What is being asked ->
Work out the number of lines in the listing that include the string "name". Reply with that number alone.

Dataset content ->
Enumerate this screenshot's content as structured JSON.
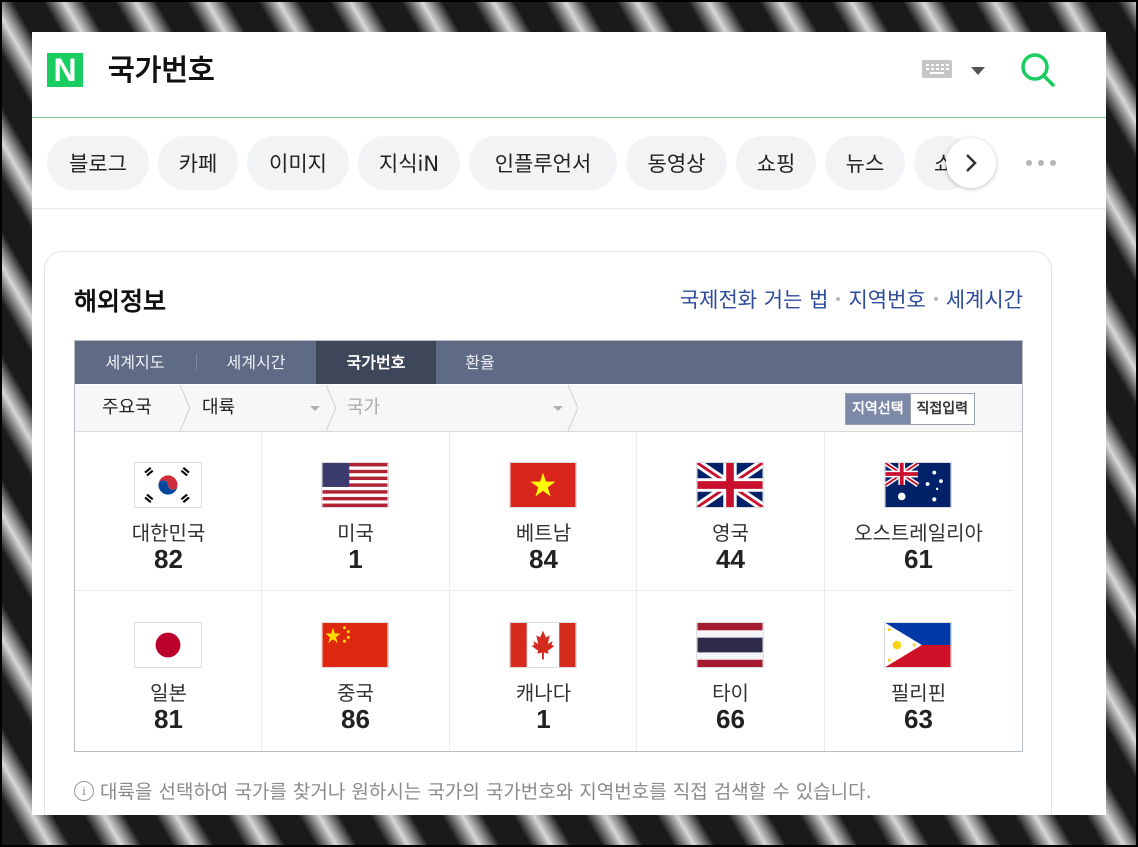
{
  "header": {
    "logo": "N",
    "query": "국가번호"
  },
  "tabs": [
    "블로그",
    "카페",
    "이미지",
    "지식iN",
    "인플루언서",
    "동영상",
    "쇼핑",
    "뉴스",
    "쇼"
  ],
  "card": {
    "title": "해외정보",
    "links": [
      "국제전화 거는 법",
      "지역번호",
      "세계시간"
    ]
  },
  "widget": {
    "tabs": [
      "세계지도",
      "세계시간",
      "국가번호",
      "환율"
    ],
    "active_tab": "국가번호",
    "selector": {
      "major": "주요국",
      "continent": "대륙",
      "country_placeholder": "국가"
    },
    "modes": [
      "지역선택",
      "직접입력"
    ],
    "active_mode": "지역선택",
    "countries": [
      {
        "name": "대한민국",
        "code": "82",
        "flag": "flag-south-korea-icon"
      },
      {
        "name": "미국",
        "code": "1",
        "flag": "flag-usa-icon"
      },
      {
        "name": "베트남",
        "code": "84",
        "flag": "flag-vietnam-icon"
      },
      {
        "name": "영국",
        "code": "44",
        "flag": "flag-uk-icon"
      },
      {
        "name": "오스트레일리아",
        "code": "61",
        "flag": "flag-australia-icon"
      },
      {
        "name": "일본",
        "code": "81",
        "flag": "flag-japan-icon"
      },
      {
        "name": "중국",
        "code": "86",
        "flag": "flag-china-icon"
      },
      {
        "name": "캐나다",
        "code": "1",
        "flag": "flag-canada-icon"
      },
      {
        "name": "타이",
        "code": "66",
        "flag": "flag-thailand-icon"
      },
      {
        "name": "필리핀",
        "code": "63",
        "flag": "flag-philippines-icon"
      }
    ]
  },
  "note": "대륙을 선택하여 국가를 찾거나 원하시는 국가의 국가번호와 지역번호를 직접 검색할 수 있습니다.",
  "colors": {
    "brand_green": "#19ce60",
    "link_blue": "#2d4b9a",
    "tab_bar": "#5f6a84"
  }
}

Solution to this problem ->
10